■ **Dataset records**:
* START *

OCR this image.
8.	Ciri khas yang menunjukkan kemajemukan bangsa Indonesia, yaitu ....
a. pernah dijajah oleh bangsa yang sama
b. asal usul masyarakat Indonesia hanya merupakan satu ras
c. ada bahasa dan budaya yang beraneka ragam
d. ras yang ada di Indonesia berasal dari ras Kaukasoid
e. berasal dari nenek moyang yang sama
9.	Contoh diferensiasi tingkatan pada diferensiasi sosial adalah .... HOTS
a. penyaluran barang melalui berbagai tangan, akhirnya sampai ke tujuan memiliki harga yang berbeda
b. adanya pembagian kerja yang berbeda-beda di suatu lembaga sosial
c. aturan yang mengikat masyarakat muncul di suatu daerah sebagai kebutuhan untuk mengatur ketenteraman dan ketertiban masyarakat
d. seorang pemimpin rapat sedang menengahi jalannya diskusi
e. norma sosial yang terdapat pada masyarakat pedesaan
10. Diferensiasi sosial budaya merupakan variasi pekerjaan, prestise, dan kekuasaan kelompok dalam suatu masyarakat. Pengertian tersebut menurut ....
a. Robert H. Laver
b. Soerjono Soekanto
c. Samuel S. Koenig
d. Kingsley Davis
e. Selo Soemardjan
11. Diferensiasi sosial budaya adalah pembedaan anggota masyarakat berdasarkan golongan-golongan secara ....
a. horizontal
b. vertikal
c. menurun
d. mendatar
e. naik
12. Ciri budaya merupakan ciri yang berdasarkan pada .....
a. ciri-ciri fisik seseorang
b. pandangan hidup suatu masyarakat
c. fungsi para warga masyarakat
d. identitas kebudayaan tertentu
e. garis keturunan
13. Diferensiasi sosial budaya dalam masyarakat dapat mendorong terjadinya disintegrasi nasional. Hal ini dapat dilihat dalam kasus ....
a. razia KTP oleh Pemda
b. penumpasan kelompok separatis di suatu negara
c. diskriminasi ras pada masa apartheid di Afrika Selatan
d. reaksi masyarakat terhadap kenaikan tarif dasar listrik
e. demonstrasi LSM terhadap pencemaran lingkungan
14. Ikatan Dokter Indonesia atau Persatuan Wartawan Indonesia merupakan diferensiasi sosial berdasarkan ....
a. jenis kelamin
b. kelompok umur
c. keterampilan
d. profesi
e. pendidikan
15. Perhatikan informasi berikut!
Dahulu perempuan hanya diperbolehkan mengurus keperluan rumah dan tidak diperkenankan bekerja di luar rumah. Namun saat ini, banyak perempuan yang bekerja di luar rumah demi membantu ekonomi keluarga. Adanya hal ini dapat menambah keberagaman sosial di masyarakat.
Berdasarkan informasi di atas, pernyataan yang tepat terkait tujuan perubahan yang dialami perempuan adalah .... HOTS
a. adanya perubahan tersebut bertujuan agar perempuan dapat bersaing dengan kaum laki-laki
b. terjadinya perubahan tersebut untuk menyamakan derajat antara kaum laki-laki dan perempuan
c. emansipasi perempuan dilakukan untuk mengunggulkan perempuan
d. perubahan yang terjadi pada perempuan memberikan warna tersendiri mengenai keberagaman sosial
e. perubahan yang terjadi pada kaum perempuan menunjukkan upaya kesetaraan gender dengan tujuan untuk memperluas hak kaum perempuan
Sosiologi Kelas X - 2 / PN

* END *

■ **SHORT TASK**:
Find the word "HOTS" in the data and copy out each line where it turns up.

■ **EXERCISE SOLUTION**:
9.	Contoh diferensiasi tingkatan pada diferensiasi sosial adalah .... HOTS
Berdasarkan informasi di atas, pernyataan yang tepat terkait tujuan perubahan yang dialami perempuan adalah .... HOTS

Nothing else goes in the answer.